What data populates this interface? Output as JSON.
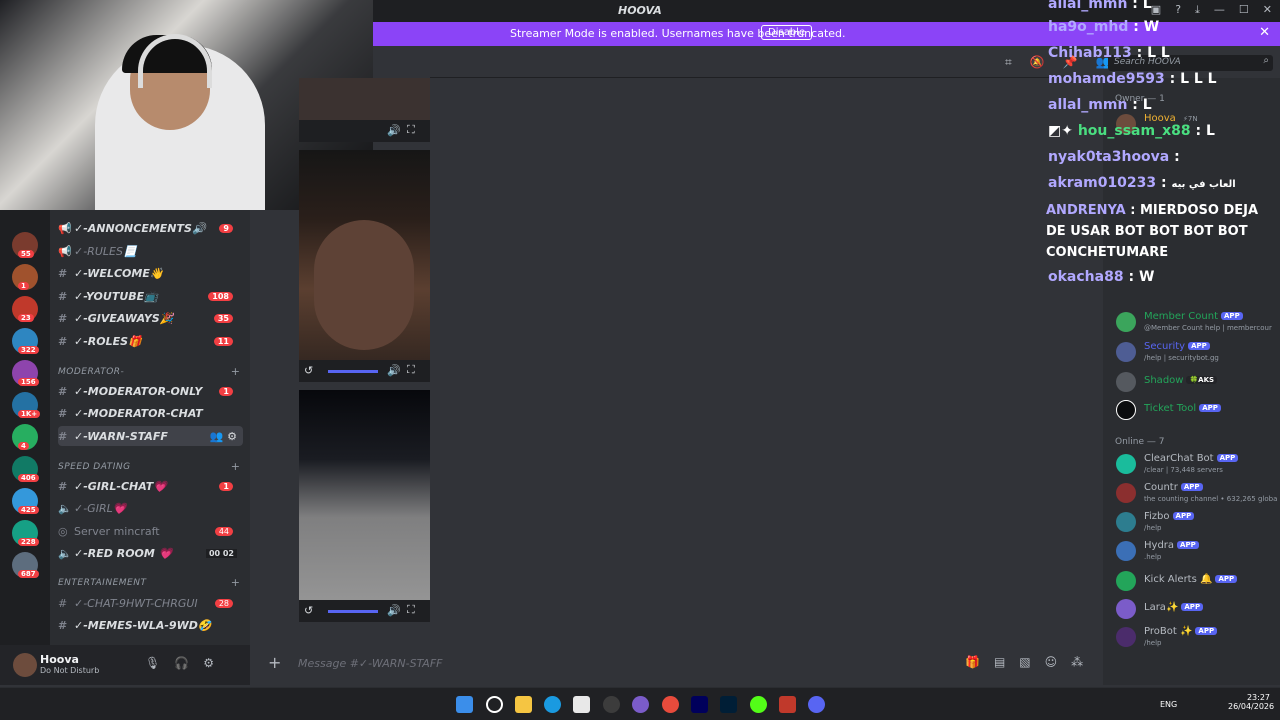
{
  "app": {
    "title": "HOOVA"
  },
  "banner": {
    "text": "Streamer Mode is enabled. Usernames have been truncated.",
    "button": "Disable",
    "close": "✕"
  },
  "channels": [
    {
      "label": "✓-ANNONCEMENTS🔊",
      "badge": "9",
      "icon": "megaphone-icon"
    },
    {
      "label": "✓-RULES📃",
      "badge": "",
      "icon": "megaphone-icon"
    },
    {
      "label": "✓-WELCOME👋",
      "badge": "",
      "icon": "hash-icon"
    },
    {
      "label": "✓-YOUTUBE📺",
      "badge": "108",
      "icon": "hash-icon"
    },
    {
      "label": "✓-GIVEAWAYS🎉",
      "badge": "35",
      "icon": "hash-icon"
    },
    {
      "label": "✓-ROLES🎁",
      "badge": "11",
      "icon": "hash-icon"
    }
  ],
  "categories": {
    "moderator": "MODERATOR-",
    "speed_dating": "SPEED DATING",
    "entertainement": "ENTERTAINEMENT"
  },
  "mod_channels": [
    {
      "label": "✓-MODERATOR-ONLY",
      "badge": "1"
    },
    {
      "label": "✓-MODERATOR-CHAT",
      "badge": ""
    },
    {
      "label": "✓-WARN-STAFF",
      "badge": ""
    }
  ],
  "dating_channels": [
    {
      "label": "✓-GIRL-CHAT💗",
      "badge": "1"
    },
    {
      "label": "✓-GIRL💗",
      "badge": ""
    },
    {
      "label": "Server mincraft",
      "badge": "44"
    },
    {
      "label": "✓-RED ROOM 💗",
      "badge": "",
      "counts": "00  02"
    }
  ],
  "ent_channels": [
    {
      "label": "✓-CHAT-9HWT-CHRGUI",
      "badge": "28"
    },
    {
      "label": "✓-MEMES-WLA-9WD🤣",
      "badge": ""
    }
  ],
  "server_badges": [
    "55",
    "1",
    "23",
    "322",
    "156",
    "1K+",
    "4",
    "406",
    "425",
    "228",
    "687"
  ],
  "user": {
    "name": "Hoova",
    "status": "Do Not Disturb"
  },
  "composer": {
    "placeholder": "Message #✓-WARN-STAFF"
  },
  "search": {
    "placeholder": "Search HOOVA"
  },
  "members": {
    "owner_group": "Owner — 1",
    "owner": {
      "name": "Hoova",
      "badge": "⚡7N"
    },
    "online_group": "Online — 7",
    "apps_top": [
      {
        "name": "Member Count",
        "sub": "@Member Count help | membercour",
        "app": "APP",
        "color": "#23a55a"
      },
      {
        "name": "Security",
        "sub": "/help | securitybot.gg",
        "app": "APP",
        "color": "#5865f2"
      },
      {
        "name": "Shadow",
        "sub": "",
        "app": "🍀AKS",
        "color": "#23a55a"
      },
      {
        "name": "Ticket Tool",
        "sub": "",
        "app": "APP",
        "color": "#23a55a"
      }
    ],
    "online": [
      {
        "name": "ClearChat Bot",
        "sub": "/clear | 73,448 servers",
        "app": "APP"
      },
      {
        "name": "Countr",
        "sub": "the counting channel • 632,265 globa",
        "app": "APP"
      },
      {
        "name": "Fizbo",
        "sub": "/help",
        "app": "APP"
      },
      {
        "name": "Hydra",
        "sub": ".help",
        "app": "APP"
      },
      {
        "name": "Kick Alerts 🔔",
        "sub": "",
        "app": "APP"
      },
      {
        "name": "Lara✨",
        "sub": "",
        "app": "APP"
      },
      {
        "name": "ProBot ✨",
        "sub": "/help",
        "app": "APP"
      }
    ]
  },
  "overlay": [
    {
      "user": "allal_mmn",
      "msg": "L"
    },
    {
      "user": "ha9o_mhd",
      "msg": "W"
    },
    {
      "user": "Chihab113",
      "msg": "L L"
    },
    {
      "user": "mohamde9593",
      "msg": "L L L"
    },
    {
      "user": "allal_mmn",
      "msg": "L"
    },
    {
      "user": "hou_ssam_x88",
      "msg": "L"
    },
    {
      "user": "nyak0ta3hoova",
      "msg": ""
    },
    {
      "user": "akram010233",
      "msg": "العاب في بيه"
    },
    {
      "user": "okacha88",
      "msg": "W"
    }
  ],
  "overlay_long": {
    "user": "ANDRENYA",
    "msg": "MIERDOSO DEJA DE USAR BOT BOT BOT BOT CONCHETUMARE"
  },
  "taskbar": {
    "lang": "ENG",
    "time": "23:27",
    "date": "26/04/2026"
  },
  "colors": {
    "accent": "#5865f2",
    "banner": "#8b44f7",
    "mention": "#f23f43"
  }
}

• • • • •

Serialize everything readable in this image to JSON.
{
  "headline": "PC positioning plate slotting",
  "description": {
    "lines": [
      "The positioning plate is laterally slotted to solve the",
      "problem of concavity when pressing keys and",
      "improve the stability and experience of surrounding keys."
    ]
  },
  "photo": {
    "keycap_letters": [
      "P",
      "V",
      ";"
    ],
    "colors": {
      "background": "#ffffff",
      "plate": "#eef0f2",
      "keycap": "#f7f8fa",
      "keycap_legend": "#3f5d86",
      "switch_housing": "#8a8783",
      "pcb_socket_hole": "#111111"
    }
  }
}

• • • • •

For the string "this", count the lines of the entries above that include it; answer with the number only.

• **ANSWER TO THE EXERCISE**: 2